Given request: Transcribe the listing exactly, leaving out every picture.

Recorded data:
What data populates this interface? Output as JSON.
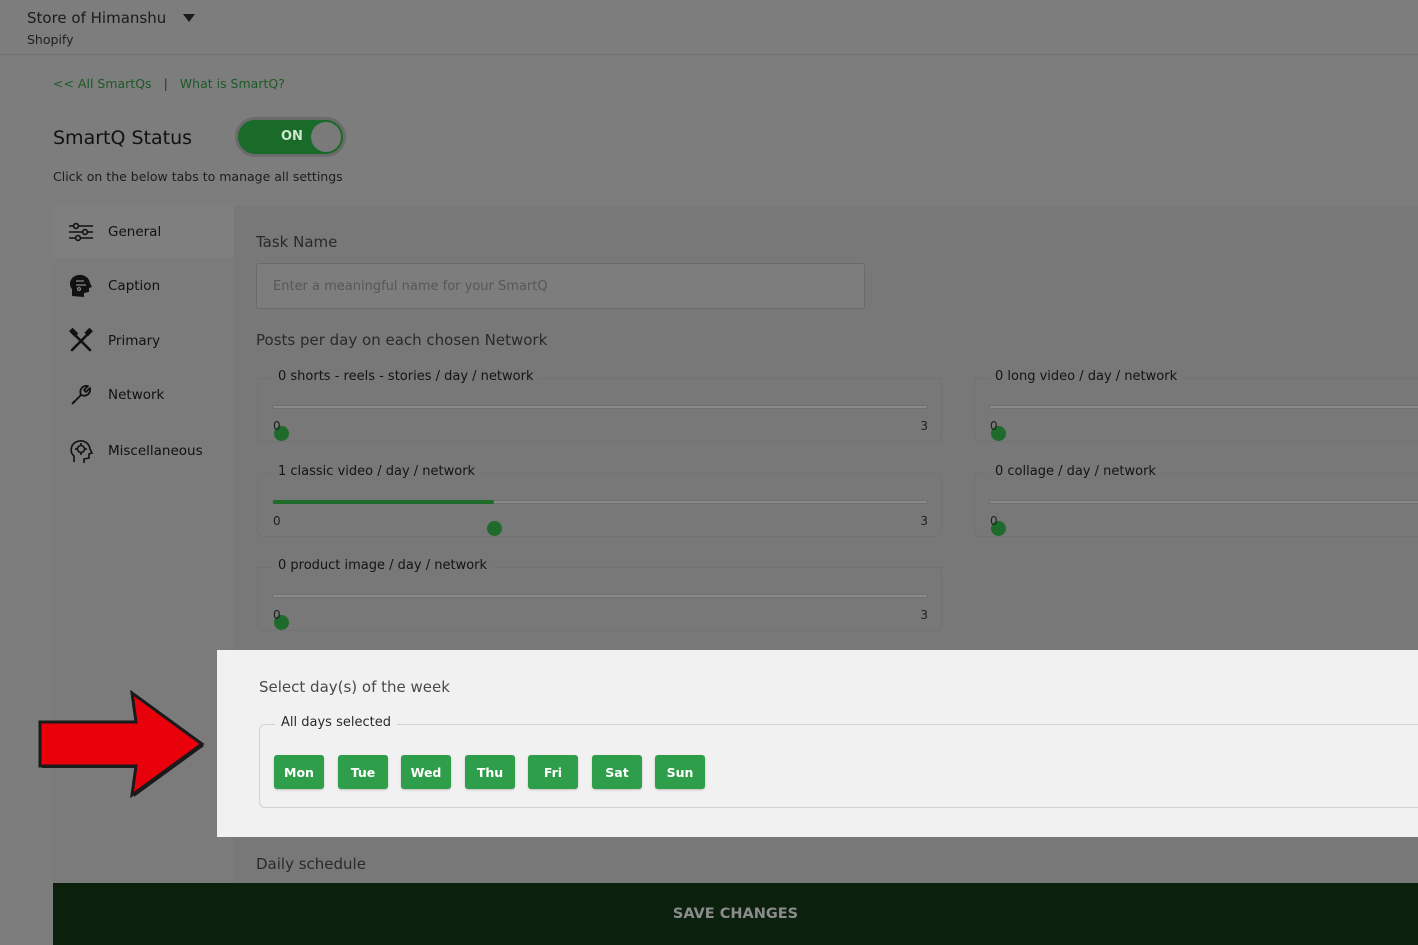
{
  "header": {
    "store_name": "Store of Himanshu",
    "platform": "Shopify"
  },
  "breadcrumbs": {
    "all_link": "<< All SmartQs",
    "separator": "|",
    "what_link": "What is SmartQ?"
  },
  "status": {
    "title": "SmartQ Status",
    "toggle_label": "ON",
    "toggle_on": true,
    "hint": "Click on the below tabs to manage all settings"
  },
  "sidebar": {
    "items": [
      {
        "label": "General",
        "icon": "sliders-icon"
      },
      {
        "label": "Caption",
        "icon": "head-circuit-icon"
      },
      {
        "label": "Primary",
        "icon": "crossed-tools-icon"
      },
      {
        "label": "Network",
        "icon": "wrench-icon"
      },
      {
        "label": "Miscellaneous",
        "icon": "gear-head-icon"
      }
    ]
  },
  "form": {
    "task_name_label": "Task Name",
    "task_name_placeholder": "Enter a meaningful name for your SmartQ",
    "task_name_value": "",
    "posts_label": "Posts per day on each chosen Network",
    "sliders": [
      {
        "label": "0 shorts - reels - stories / day / network",
        "value": 0,
        "min": 0,
        "max": 3,
        "min_label": "0",
        "max_label": "3"
      },
      {
        "label": "0 long video / day / network",
        "value": 0,
        "min": 0,
        "min_label": "0"
      },
      {
        "label": "1 classic video / day / network",
        "value": 1,
        "min": 0,
        "max": 3,
        "min_label": "0",
        "max_label": "3"
      },
      {
        "label": "0 collage / day / network",
        "value": 0,
        "min": 0,
        "min_label": "0"
      },
      {
        "label": "0 product image / day / network",
        "value": 0,
        "min": 0,
        "max": 3,
        "min_label": "0",
        "max_label": "3"
      }
    ],
    "days_title": "Select day(s) of the week",
    "days_legend": "All days selected",
    "days": [
      "Mon",
      "Tue",
      "Wed",
      "Thu",
      "Fri",
      "Sat",
      "Sun"
    ],
    "daily_schedule_label": "Daily schedule"
  },
  "footer": {
    "save_label": "SAVE CHANGES"
  },
  "colors": {
    "accent": "#2e9e4a",
    "toggle": "#1a6a29",
    "save_bar": "#0c200e",
    "arrow": "#e8000b"
  }
}
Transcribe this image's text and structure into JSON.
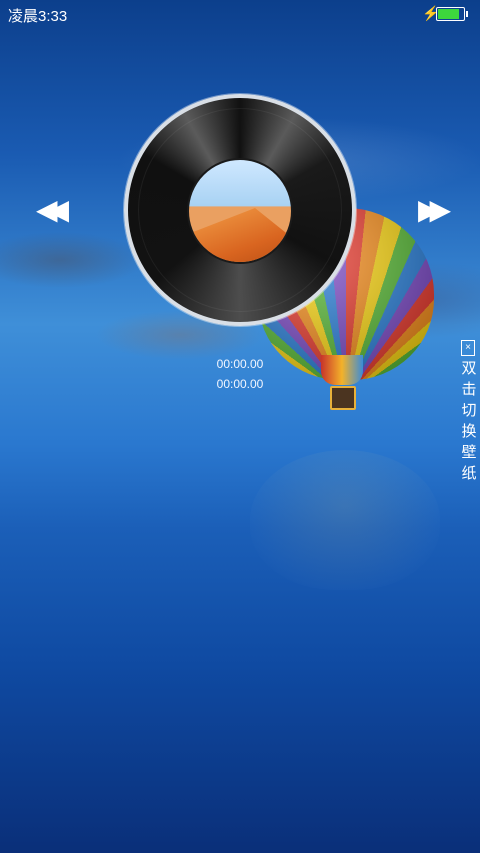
{
  "status_bar": {
    "time": "凌晨3:33",
    "battery_level": 0.85,
    "charging": true
  },
  "player": {
    "current_time": "00:00.00",
    "total_time": "00:00.00"
  },
  "controls": {
    "rewind_glyph": "◀◀",
    "forward_glyph": "▶▶"
  },
  "wallpaper_hint": {
    "close_glyph": "×",
    "lines": [
      "双",
      "击",
      "切",
      "换",
      "壁",
      "纸"
    ]
  },
  "icons": [
    "charging-icon",
    "battery-icon",
    "rewind-icon",
    "fast-forward-icon",
    "close-icon"
  ]
}
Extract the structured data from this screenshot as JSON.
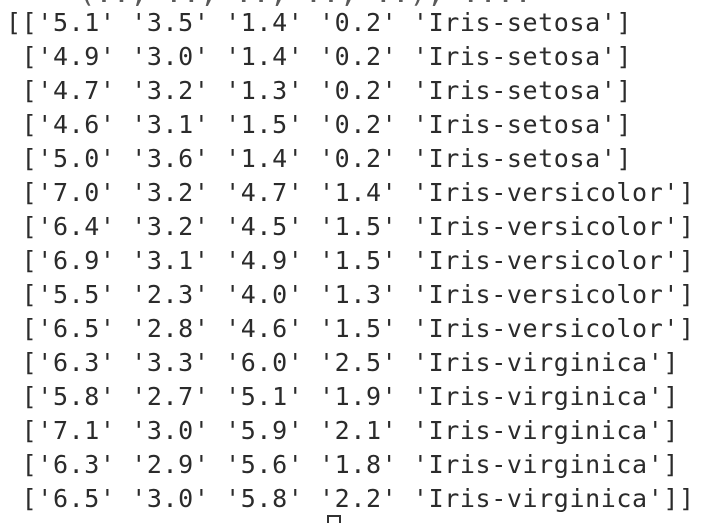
{
  "output": {
    "partial_top_line": "    (.., .., .., .., ..), ....  ",
    "lines": [
      "[['5.1' '3.5' '1.4' '0.2' 'Iris-setosa']",
      " ['4.9' '3.0' '1.4' '0.2' 'Iris-setosa']",
      " ['4.7' '3.2' '1.3' '0.2' 'Iris-setosa']",
      " ['4.6' '3.1' '1.5' '0.2' 'Iris-setosa']",
      " ['5.0' '3.6' '1.4' '0.2' 'Iris-setosa']",
      " ['7.0' '3.2' '4.7' '1.4' 'Iris-versicolor']",
      " ['6.4' '3.2' '4.5' '1.5' 'Iris-versicolor']",
      " ['6.9' '3.1' '4.9' '1.5' 'Iris-versicolor']",
      " ['5.5' '2.3' '4.0' '1.3' 'Iris-versicolor']",
      " ['6.5' '2.8' '4.6' '1.5' 'Iris-versicolor']",
      " ['6.3' '3.3' '6.0' '2.5' 'Iris-virginica']",
      " ['5.8' '2.7' '5.1' '1.9' 'Iris-virginica']",
      " ['7.1' '3.0' '5.9' '2.1' 'Iris-virginica']",
      " ['6.3' '2.9' '5.6' '1.8' 'Iris-virginica']",
      " ['6.5' '3.0' '5.8' '2.2' 'Iris-virginica']]"
    ]
  }
}
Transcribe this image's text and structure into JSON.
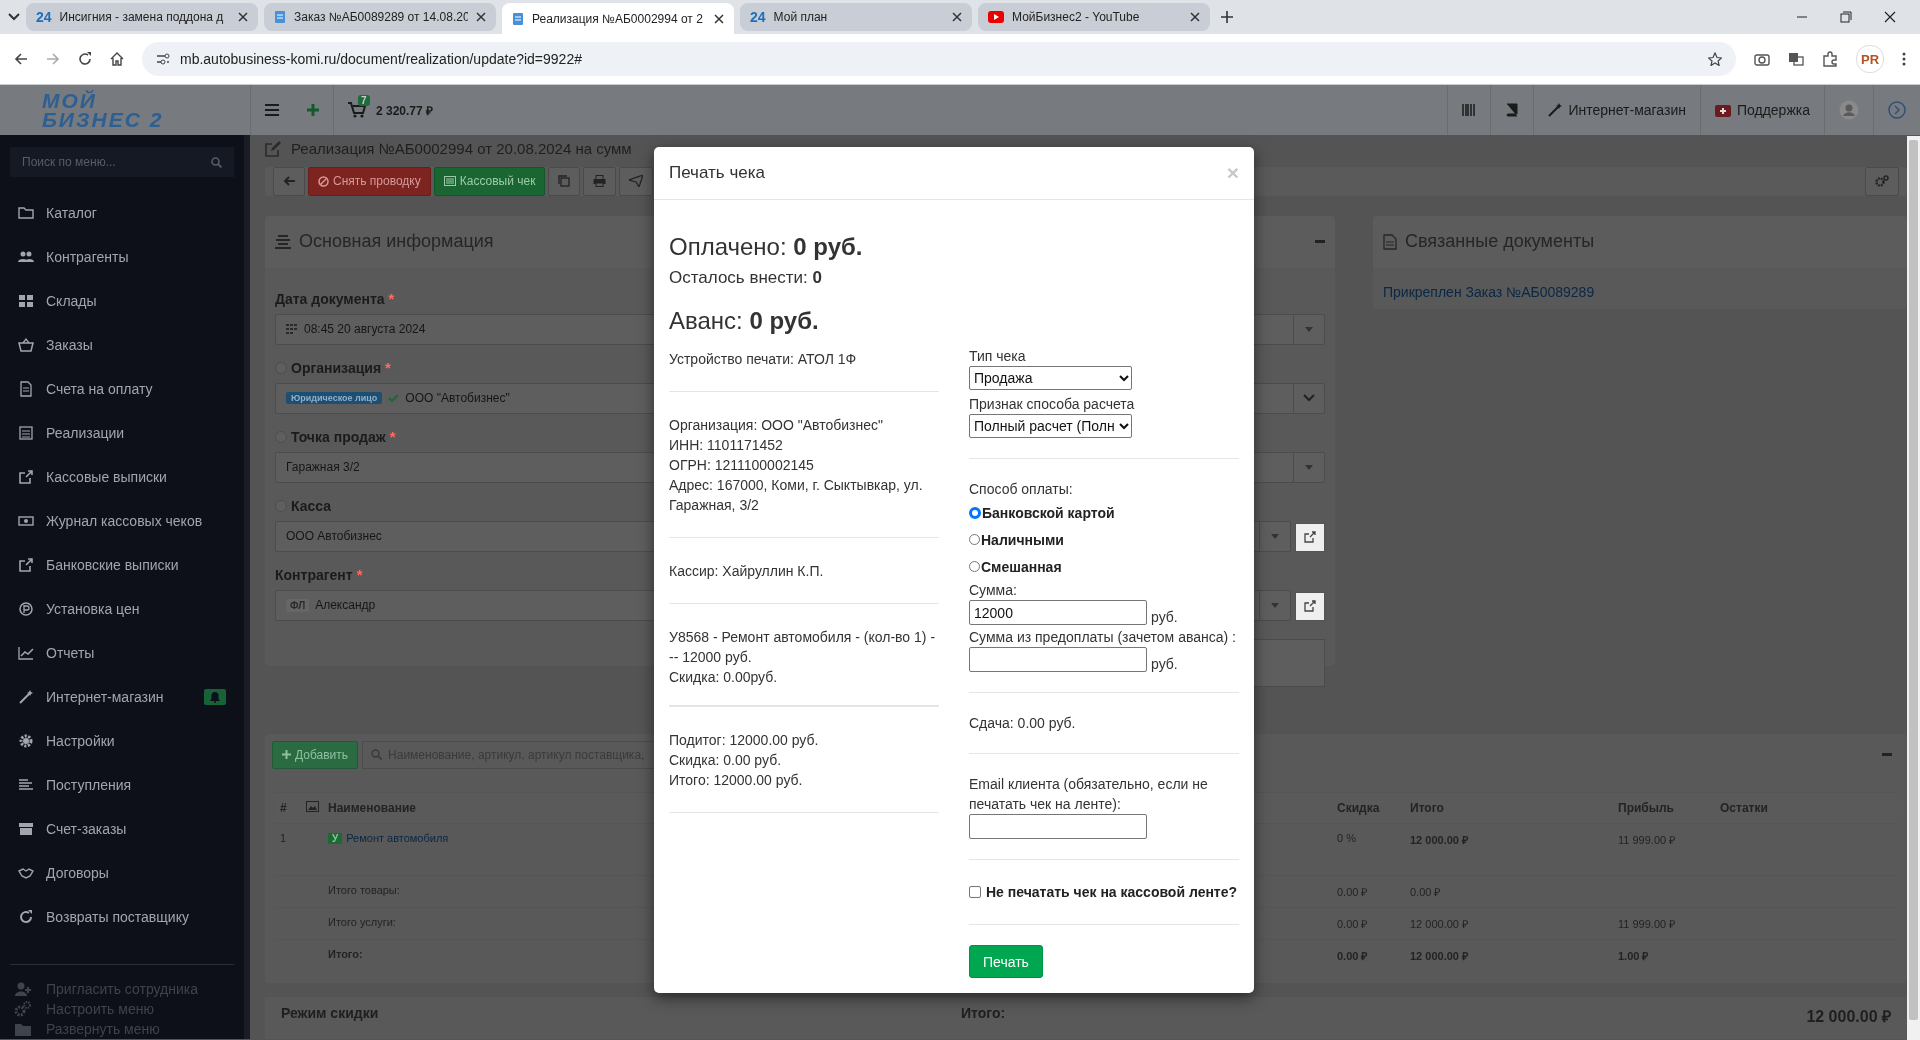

Full response:
What data populates this interface? Output as JSON.
{
  "header": {
    "store_name": "Store of Himanshu",
    "platform": "Shopify"
  },
  "breadcrumbs": {
    "all_link": "<< All SmartQs",
    "separator": "|",
    "what_link": "What is SmartQ?"
  },
  "status": {
    "title": "SmartQ Status",
    "toggle_label": "ON",
    "toggle_on": true,
    "hint": "Click on the below tabs to manage all settings"
  },
  "sidebar": {
    "items": [
      {
        "label": "General",
        "icon": "sliders-icon"
      },
      {
        "label": "Caption",
        "icon": "head-circuit-icon"
      },
      {
        "label": "Primary",
        "icon": "crossed-tools-icon"
      },
      {
        "label": "Network",
        "icon": "wrench-icon"
      },
      {
        "label": "Miscellaneous",
        "icon": "gear-head-icon"
      }
    ]
  },
  "form": {
    "task_name_label": "Task Name",
    "task_name_placeholder": "Enter a meaningful name for your SmartQ",
    "task_name_value": "",
    "posts_label": "Posts per day on each chosen Network",
    "sliders": [
      {
        "label": "0 shorts - reels - stories / day / network",
        "value": 0,
        "min": 0,
        "max": 3,
        "min_label": "0",
        "max_label": "3"
      },
      {
        "label": "0 long video / day / network",
        "value": 0,
        "min": 0,
        "min_label": "0"
      },
      {
        "label": "1 classic video / day / network",
        "value": 1,
        "min": 0,
        "max": 3,
        "min_label": "0",
        "max_label": "3"
      },
      {
        "label": "0 collage / day / network",
        "value": 0,
        "min": 0,
        "min_label": "0"
      },
      {
        "label": "0 product image / day / network",
        "value": 0,
        "min": 0,
        "max": 3,
        "min_label": "0",
        "max_label": "3"
      }
    ],
    "days_title": "Select day(s) of the week",
    "days_legend": "All days selected",
    "days": [
      "Mon",
      "Tue",
      "Wed",
      "Thu",
      "Fri",
      "Sat",
      "Sun"
    ],
    "daily_schedule_label": "Daily schedule"
  },
  "footer": {
    "save_label": "SAVE CHANGES"
  },
  "colors": {
    "accent": "#2e9e4a",
    "toggle": "#1a6a29",
    "save_bar": "#0c200e",
    "arrow": "#e8000b"
  }
}
Transcribe this image's text and structure into JSON.
{
  "status_bar": {
    "time": "凌晨3:33",
    "battery_level": 0.85,
    "charging": true
  },
  "player": {
    "current_time": "00:00.00",
    "total_time": "00:00.00"
  },
  "controls": {
    "rewind_glyph": "◀◀",
    "forward_glyph": "▶▶"
  },
  "wallpaper_hint": {
    "close_glyph": "×",
    "lines": [
      "双",
      "击",
      "切",
      "换",
      "壁",
      "纸"
    ]
  },
  "icons": [
    "charging-icon",
    "battery-icon",
    "rewind-icon",
    "fast-forward-icon",
    "close-icon"
  ]
}
Extract the structured data from this screenshot as JSON.
{
  "output": {
    "partial_top_line": "    (.., .., .., .., ..), ....  ",
    "lines": [
      "[['5.1' '3.5' '1.4' '0.2' 'Iris-setosa']",
      " ['4.9' '3.0' '1.4' '0.2' 'Iris-setosa']",
      " ['4.7' '3.2' '1.3' '0.2' 'Iris-setosa']",
      " ['4.6' '3.1' '1.5' '0.2' 'Iris-setosa']",
      " ['5.0' '3.6' '1.4' '0.2' 'Iris-setosa']",
      " ['7.0' '3.2' '4.7' '1.4' 'Iris-versicolor']",
      " ['6.4' '3.2' '4.5' '1.5' 'Iris-versicolor']",
      " ['6.9' '3.1' '4.9' '1.5' 'Iris-versicolor']",
      " ['5.5' '2.3' '4.0' '1.3' 'Iris-versicolor']",
      " ['6.5' '2.8' '4.6' '1.5' 'Iris-versicolor']",
      " ['6.3' '3.3' '6.0' '2.5' 'Iris-virginica']",
      " ['5.8' '2.7' '5.1' '1.9' 'Iris-virginica']",
      " ['7.1' '3.0' '5.9' '2.1' 'Iris-virginica']",
      " ['6.3' '2.9' '5.6' '1.8' 'Iris-virginica']",
      " ['6.5' '3.0' '5.8' '2.2' 'Iris-virginica']]"
    ]
  }
}
Transcribe this image's text and structure into JSON.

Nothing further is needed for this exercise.